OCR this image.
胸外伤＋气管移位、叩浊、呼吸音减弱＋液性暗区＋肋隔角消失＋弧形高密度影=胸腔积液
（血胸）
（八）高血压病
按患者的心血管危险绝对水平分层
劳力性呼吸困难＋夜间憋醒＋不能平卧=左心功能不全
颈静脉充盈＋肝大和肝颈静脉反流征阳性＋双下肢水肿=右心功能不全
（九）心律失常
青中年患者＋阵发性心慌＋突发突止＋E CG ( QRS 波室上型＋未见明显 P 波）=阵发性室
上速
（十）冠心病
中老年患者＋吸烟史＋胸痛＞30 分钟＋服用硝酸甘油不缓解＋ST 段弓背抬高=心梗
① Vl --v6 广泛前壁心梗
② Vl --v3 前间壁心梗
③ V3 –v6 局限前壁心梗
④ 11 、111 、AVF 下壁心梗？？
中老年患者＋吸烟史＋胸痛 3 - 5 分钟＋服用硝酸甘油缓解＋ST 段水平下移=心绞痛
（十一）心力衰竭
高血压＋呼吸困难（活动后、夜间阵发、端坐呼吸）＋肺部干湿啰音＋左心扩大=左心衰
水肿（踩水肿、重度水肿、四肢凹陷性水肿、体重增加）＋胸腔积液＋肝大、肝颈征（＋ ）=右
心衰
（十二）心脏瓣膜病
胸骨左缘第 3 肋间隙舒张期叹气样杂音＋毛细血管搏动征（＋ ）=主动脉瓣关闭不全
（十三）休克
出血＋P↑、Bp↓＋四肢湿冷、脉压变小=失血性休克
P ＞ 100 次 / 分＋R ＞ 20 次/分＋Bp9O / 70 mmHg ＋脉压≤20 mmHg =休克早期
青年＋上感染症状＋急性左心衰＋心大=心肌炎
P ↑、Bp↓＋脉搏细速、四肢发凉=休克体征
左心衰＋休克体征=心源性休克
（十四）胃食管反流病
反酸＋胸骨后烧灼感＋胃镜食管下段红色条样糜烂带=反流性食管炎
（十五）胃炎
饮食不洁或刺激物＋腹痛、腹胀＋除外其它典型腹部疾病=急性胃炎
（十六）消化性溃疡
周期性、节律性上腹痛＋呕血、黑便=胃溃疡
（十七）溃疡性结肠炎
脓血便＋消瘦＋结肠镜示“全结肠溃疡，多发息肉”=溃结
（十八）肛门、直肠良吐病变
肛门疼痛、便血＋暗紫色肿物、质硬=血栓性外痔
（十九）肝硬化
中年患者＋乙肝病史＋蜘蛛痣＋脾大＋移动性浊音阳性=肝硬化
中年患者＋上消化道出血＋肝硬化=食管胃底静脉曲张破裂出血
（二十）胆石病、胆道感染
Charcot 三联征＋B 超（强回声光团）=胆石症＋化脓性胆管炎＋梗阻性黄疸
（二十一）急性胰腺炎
--*--
- **Objective**
Each entry above is to be printed again exactly.

- **Completed exercise**
OCR this image.
胸外伤＋气管移位、叩浊、呼吸音减弱＋液性暗区＋肋隔角消失＋弧形高密度影=胸腔积液
（血胸）
（八）高血压病
按患者的心血管危险绝对水平分层
劳力性呼吸困难＋夜间憋醒＋不能平卧=左心功能不全
颈静脉充盈＋肝大和肝颈静脉反流征阳性＋双下肢水肿=右心功能不全
（九）心律失常
青中年患者＋阵发性心慌＋突发突止＋E CG ( QRS 波室上型＋未见明显 P 波）=阵发性室
上速
（十）冠心病
中老年患者＋吸烟史＋胸痛＞30 分钟＋服用硝酸甘油不缓解＋ST 段弓背抬高=心梗
① Vl --v6 广泛前壁心梗
② Vl --v3 前间壁心梗
③ V3 –v6 局限前壁心梗
④ 11 、111 、AVF 下壁心梗？？
中老年患者＋吸烟史＋胸痛 3 - 5 分钟＋服用硝酸甘油缓解＋ST 段水平下移=心绞痛
（十一）心力衰竭
高血压＋呼吸困难（活动后、夜间阵发、端坐呼吸）＋肺部干湿啰音＋左心扩大=左心衰
水肿（踩水肿、重度水肿、四肢凹陷性水肿、体重增加）＋胸腔积液＋肝大、肝颈征（＋ ）=右
心衰
（十二）心脏瓣膜病
胸骨左缘第 3 肋间隙舒张期叹气样杂音＋毛细血管搏动征（＋ ）=主动脉瓣关闭不全
（十三）休克
出血＋P↑、Bp↓＋四肢湿冷、脉压变小=失血性休克
P ＞ 100 次 / 分＋R ＞ 20 次/分＋Bp9O / 70 mmHg ＋脉压≤20 mmHg =休克早期
青年＋上感染症状＋急性左心衰＋心大=心肌炎
P ↑、Bp↓＋脉搏细速、四肢发凉=休克体征
左心衰＋休克体征=心源性休克
（十四）胃食管反流病
反酸＋胸骨后烧灼感＋胃镜食管下段红色条样糜烂带=反流性食管炎
（十五）胃炎
饮食不洁或刺激物＋腹痛、腹胀＋除外其它典型腹部疾病=急性胃炎
（十六）消化性溃疡
周期性、节律性上腹痛＋呕血、黑便=胃溃疡
（十七）溃疡性结肠炎
脓血便＋消瘦＋结肠镜示“全结肠溃疡，多发息肉”=溃结
（十八）肛门、直肠良吐病变
肛门疼痛、便血＋暗紫色肿物、质硬=血栓性外痔
（十九）肝硬化
中年患者＋乙肝病史＋蜘蛛痣＋脾大＋移动性浊音阳性=肝硬化
中年患者＋上消化道出血＋肝硬化=食管胃底静脉曲张破裂出血
（二十）胆石病、胆道感染
Charcot 三联征＋B 超（强回声光团）=胆石症＋化脓性胆管炎＋梗阻性黄疸
（二十一）急性胰腺炎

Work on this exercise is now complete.